▶ _Provided data_
****************************************

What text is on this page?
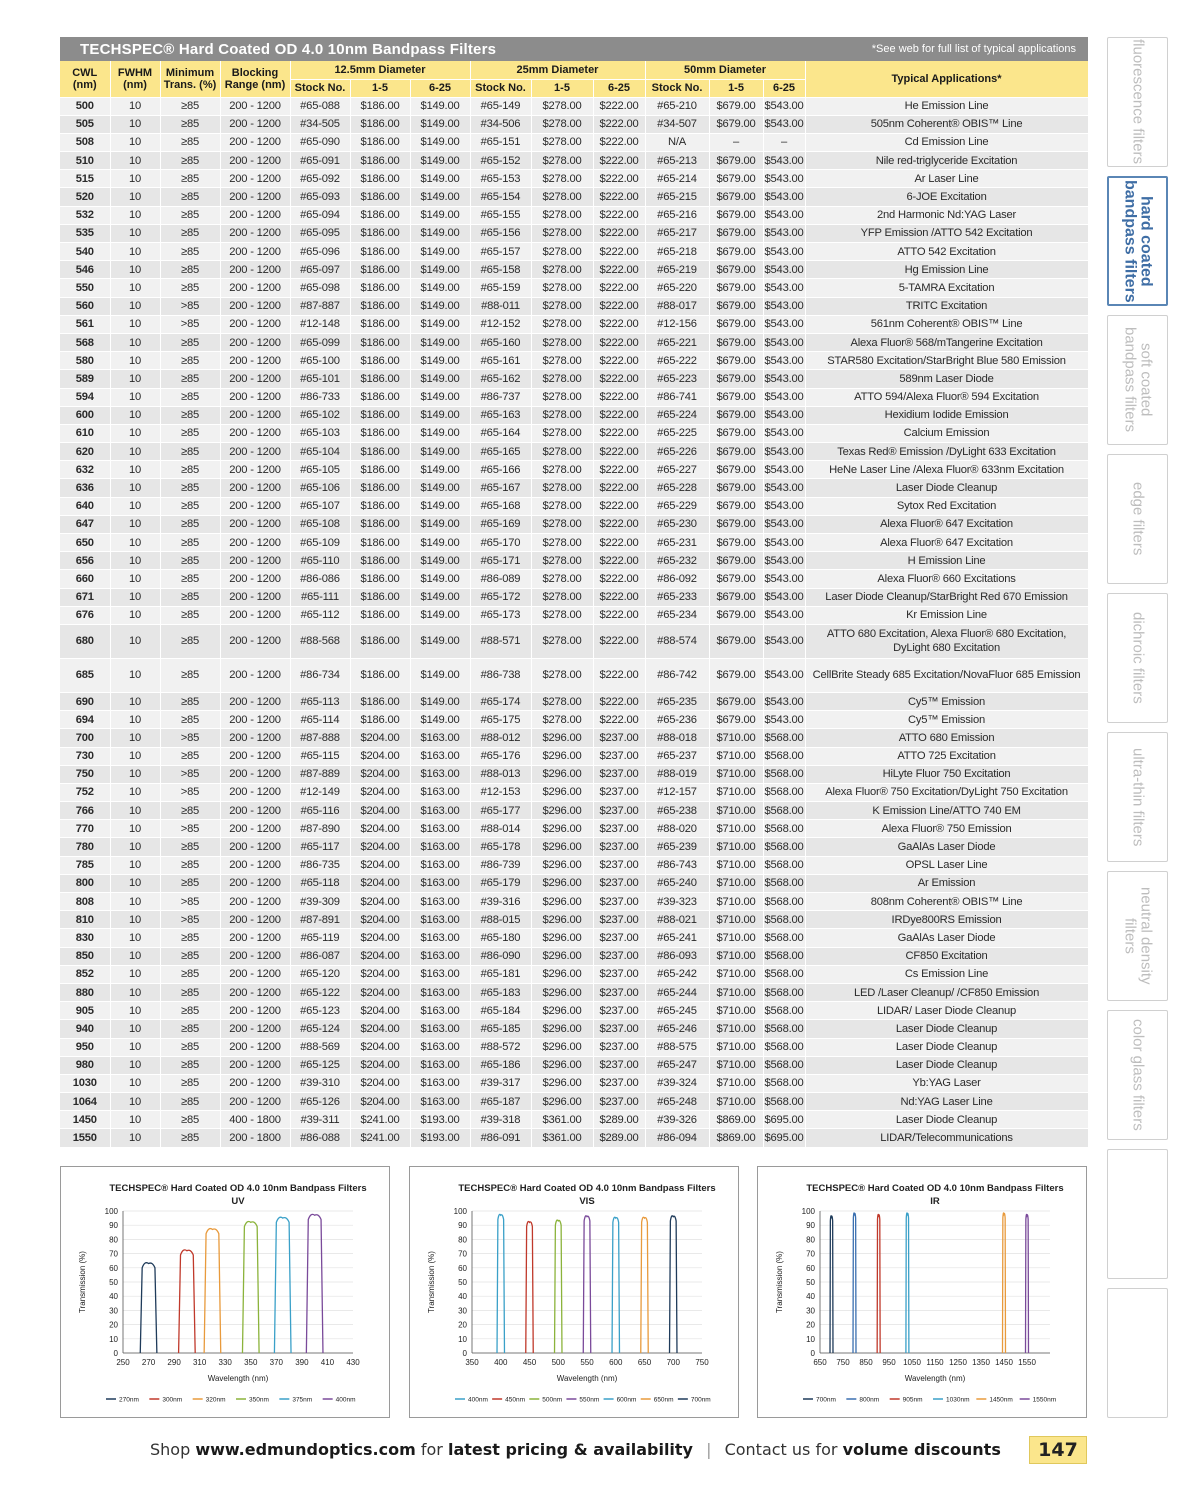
TECHSPEC® Hard Coated OD 4.0 10nm Bandpass Filters	*See web for full list of typical applications
CWL (nm)	FWHM (nm)	Minimum Trans. (%)	Blocking Range (nm)	12.5mm Diameter			25mm Diameter			50mm Diameter			Typical Applications*
				Stock No.	1-5	6-25	Stock No.	1-5	6-25	Stock No.	1-5	6-25	
500	10	≥85	200 - 1200	#65-088	$186.00	$149.00	#65-149	$278.00	$222.00	#65-210	$679.00	$543.00	He Emission Line
505	10	≥85	200 - 1200	#34-505	$186.00	$149.00	#34-506	$278.00	$222.00	#34-507	$679.00	$543.00	505nm Coherent® OBIS™ Line
508	10	≥85	200 - 1200	#65-090	$186.00	$149.00	#65-151	$278.00	$222.00	N/A	–	–	Cd Emission Line
510	10	≥85	200 - 1200	#65-091	$186.00	$149.00	#65-152	$278.00	$222.00	#65-213	$679.00	$543.00	Nile red-triglyceride Excitation
515	10	≥85	200 - 1200	#65-092	$186.00	$149.00	#65-153	$278.00	$222.00	#65-214	$679.00	$543.00	Ar Laser Line
520	10	≥85	200 - 1200	#65-093	$186.00	$149.00	#65-154	$278.00	$222.00	#65-215	$679.00	$543.00	6-JOE Excitation
532	10	≥85	200 - 1200	#65-094	$186.00	$149.00	#65-155	$278.00	$222.00	#65-216	$679.00	$543.00	2nd Harmonic Nd:YAG Laser
535	10	≥85	200 - 1200	#65-095	$186.00	$149.00	#65-156	$278.00	$222.00	#65-217	$679.00	$543.00	YFP Emission /ATTO 542 Excitation
540	10	≥85	200 - 1200	#65-096	$186.00	$149.00	#65-157	$278.00	$222.00	#65-218	$679.00	$543.00	ATTO 542 Excitation
546	10	≥85	200 - 1200	#65-097	$186.00	$149.00	#65-158	$278.00	$222.00	#65-219	$679.00	$543.00	Hg Emission Line
550	10	≥85	200 - 1200	#65-098	$186.00	$149.00	#65-159	$278.00	$222.00	#65-220	$679.00	$543.00	5-TAMRA Excitation
560	10	>85	200 - 1200	#87-887	$186.00	$149.00	#88-011	$278.00	$222.00	#88-017	$679.00	$543.00	TRITC Excitation
561	10	>85	200 - 1200	#12-148	$186.00	$149.00	#12-152	$278.00	$222.00	#12-156	$679.00	$543.00	561nm Coherent® OBIS™ Line
568	10	≥85	200 - 1200	#65-099	$186.00	$149.00	#65-160	$278.00	$222.00	#65-221	$679.00	$543.00	Alexa Fluor® 568/mTangerine Excitation
580	10	≥85	200 - 1200	#65-100	$186.00	$149.00	#65-161	$278.00	$222.00	#65-222	$679.00	$543.00	STAR580 Excitation/StarBright Blue 580 Emission
589	10	≥85	200 - 1200	#65-101	$186.00	$149.00	#65-162	$278.00	$222.00	#65-223	$679.00	$543.00	589nm Laser Diode
594	10	≥85	200 - 1200	#86-733	$186.00	$149.00	#86-737	$278.00	$222.00	#86-741	$679.00	$543.00	ATTO 594/Alexa Fluor® 594 Excitation
600	10	≥85	200 - 1200	#65-102	$186.00	$149.00	#65-163	$278.00	$222.00	#65-224	$679.00	$543.00	Hexidium Iodide Emission
610	10	≥85	200 - 1200	#65-103	$186.00	$149.00	#65-164	$278.00	$222.00	#65-225	$679.00	$543.00	Calcium Emission
620	10	≥85	200 - 1200	#65-104	$186.00	$149.00	#65-165	$278.00	$222.00	#65-226	$679.00	$543.00	Texas Red® Emission /DyLight 633 Excitation
632	10	≥85	200 - 1200	#65-105	$186.00	$149.00	#65-166	$278.00	$222.00	#65-227	$679.00	$543.00	HeNe Laser Line /Alexa Fluor® 633nm Excitation
636	10	≥85	200 - 1200	#65-106	$186.00	$149.00	#65-167	$278.00	$222.00	#65-228	$679.00	$543.00	Laser Diode Cleanup
640	10	≥85	200 - 1200	#65-107	$186.00	$149.00	#65-168	$278.00	$222.00	#65-229	$679.00	$543.00	Sytox Red Excitation
647	10	≥85	200 - 1200	#65-108	$186.00	$149.00	#65-169	$278.00	$222.00	#65-230	$679.00	$543.00	Alexa Fluor® 647 Excitation
650	10	≥85	200 - 1200	#65-109	$186.00	$149.00	#65-170	$278.00	$222.00	#65-231	$679.00	$543.00	Alexa Fluor® 647 Excitation
656	10	≥85	200 - 1200	#65-110	$186.00	$149.00	#65-171	$278.00	$222.00	#65-232	$679.00	$543.00	H Emission Line
660	10	≥85	200 - 1200	#86-086	$186.00	$149.00	#86-089	$278.00	$222.00	#86-092	$679.00	$543.00	Alexa Fluor® 660 Excitations
671	10	≥85	200 - 1200	#65-111	$186.00	$149.00	#65-172	$278.00	$222.00	#65-233	$679.00	$543.00	Laser Diode Cleanup/StarBright Red 670 Emission
676	10	≥85	200 - 1200	#65-112	$186.00	$149.00	#65-173	$278.00	$222.00	#65-234	$679.00	$543.00	Kr Emission Line
680	10	≥85	200 - 1200	#88-568	$186.00	$149.00	#88-571	$278.00	$222.00	#88-574	$679.00	$543.00	ATTO 680 Excitation, Alexa Fluor® 680 Excitation, DyLight 680 Excitation
685	10	≥85	200 - 1200	#86-734	$186.00	$149.00	#86-738	$278.00	$222.00	#86-742	$679.00	$543.00	CellBrite Steady 685 Excitation/NovaFluor 685 Emission
690	10	≥85	200 - 1200	#65-113	$186.00	$149.00	#65-174	$278.00	$222.00	#65-235	$679.00	$543.00	Cy5™ Emission
694	10	≥85	200 - 1200	#65-114	$186.00	$149.00	#65-175	$278.00	$222.00	#65-236	$679.00	$543.00	Cy5™ Emission
700	10	>85	200 - 1200	#87-888	$204.00	$163.00	#88-012	$296.00	$237.00	#88-018	$710.00	$568.00	ATTO 680 Emission
730	10	≥85	200 - 1200	#65-115	$204.00	$163.00	#65-176	$296.00	$237.00	#65-237	$710.00	$568.00	ATTO 725 Excitation
750	10	>85	200 - 1200	#87-889	$204.00	$163.00	#88-013	$296.00	$237.00	#88-019	$710.00	$568.00	HiLyte Fluor 750 Excitation
752	10	>85	200 - 1200	#12-149	$204.00	$163.00	#12-153	$296.00	$237.00	#12-157	$710.00	$568.00	Alexa Fluor® 750 Excitation/DyLight 750 Excitation
766	10	≥85	200 - 1200	#65-116	$204.00	$163.00	#65-177	$296.00	$237.00	#65-238	$710.00	$568.00	K Emission Line/ATTO 740 EM
770	10	>85	200 - 1200	#87-890	$204.00	$163.00	#88-014	$296.00	$237.00	#88-020	$710.00	$568.00	Alexa Fluor® 750 Emission
780	10	≥85	200 - 1200	#65-117	$204.00	$163.00	#65-178	$296.00	$237.00	#65-239	$710.00	$568.00	GaAlAs Laser Diode
785	10	≥85	200 - 1200	#86-735	$204.00	$163.00	#86-739	$296.00	$237.00	#86-743	$710.00	$568.00	OPSL Laser Line
800	10	≥85	200 - 1200	#65-118	$204.00	$163.00	#65-179	$296.00	$237.00	#65-240	$710.00	$568.00	Ar Emission
808	10	>85	200 - 1200	#39-309	$204.00	$163.00	#39-316	$296.00	$237.00	#39-323	$710.00	$568.00	808nm Coherent® OBIS™ Line
810	10	>85	200 - 1200	#87-891	$204.00	$163.00	#88-015	$296.00	$237.00	#88-021	$710.00	$568.00	IRDye800RS Emission
830	10	≥85	200 - 1200	#65-119	$204.00	$163.00	#65-180	$296.00	$237.00	#65-241	$710.00	$568.00	GaAlAs Laser Diode
850	10	≥85	200 - 1200	#86-087	$204.00	$163.00	#86-090	$296.00	$237.00	#86-093	$710.00	$568.00	CF850 Excitation
852	10	≥85	200 - 1200	#65-120	$204.00	$163.00	#65-181	$296.00	$237.00	#65-242	$710.00	$568.00	Cs Emission Line
880	10	≥85	200 - 1200	#65-122	$204.00	$163.00	#65-183	$296.00	$237.00	#65-244	$710.00	$568.00	LED /Laser Cleanup/ /CF850 Emission
905	10	≥85	200 - 1200	#65-123	$204.00	$163.00	#65-184	$296.00	$237.00	#65-245	$710.00	$568.00	LIDAR/ Laser Diode Cleanup
940	10	≥85	200 - 1200	#65-124	$204.00	$163.00	#65-185	$296.00	$237.00	#65-246	$710.00	$568.00	Laser Diode Cleanup
950	10	≥85	200 - 1200	#88-569	$204.00	$163.00	#88-572	$296.00	$237.00	#88-575	$710.00	$568.00	Laser Diode Cleanup
980	10	≥85	200 - 1200	#65-125	$204.00	$163.00	#65-186	$296.00	$237.00	#65-247	$710.00	$568.00	Laser Diode Cleanup
1030	10	≥85	200 - 1200	#39-310	$204.00	$163.00	#39-317	$296.00	$237.00	#39-324	$710.00	$568.00	Yb:YAG Laser
1064	10	≥85	200 - 1200	#65-126	$204.00	$163.00	#65-187	$296.00	$237.00	#65-248	$710.00	$568.00	Nd:YAG Laser Line
1450	10	≥85	400 - 1800	#39-311	$241.00	$193.00	#39-318	$361.00	$289.00	#39-326	$869.00	$695.00	Laser Diode Cleanup
1550	10	≥85	200 - 1800	#86-088	$241.00	$193.00	#86-091	$361.00	$289.00	#86-094	$869.00	$695.00	LIDAR/Telecommunications
fluorescence filters
hard coated bandpass filters
soft coated bandpass filters
edge filters
dichroic filters
ultra-thin filters
neutral density filters
color glass filters
TECHSPEC® Hard Coated OD 4.0 10nm Bandpass Filters
UV
0
10
20
30
40
50
60
70
80
90
100
250 270 290 310 330 350 370 390 410 430
Transmission (%)
Wavelength (nm)
270nm	300nm	320nm	350nm	375nm	400nm
TECHSPEC® Hard Coated OD 4.0 10nm Bandpass Filters
VIS
0
10
20
30
40
50
60
70
80
90
100
350 400 450 500 550 600 650 700 750
Transmission (%)
Wavelength (nm)
400nm	450nm	500nm	550nm	600nm	650nm	700nm
TECHSPEC® Hard Coated OD 4.0 10nm Bandpass Filters
IR
0
10
20
30
40
50
60
70
80
90
100
650 750 850 950 1050 1150 1250 1350 1450 1550
Transmission (%)
Wavelength (nm)
700nm	800nm	905nm	1030nm	1450nm	1550nm
Shop www.edmundoptics.com for latest pricing & availability | Contact us for volume discounts	147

****************************************

▶ _Brief_
Identify each line of the material where the word "Coherent" shows up, and copy it.

▶ _Exercise solution_
505	10	≥85	200 - 1200	#34-505	$186.00	$149.00	#34-506	$278.00	$222.00	#34-507	$679.00	$543.00	505nm Coherent® OBIS™ Line
561	10	>85	200 - 1200	#12-148	$186.00	$149.00	#12-152	$278.00	$222.00	#12-156	$679.00	$543.00	561nm Coherent® OBIS™ Line
808	10	>85	200 - 1200	#39-309	$204.00	$163.00	#39-316	$296.00	$237.00	#39-323	$710.00	$568.00	808nm Coherent® OBIS™ Line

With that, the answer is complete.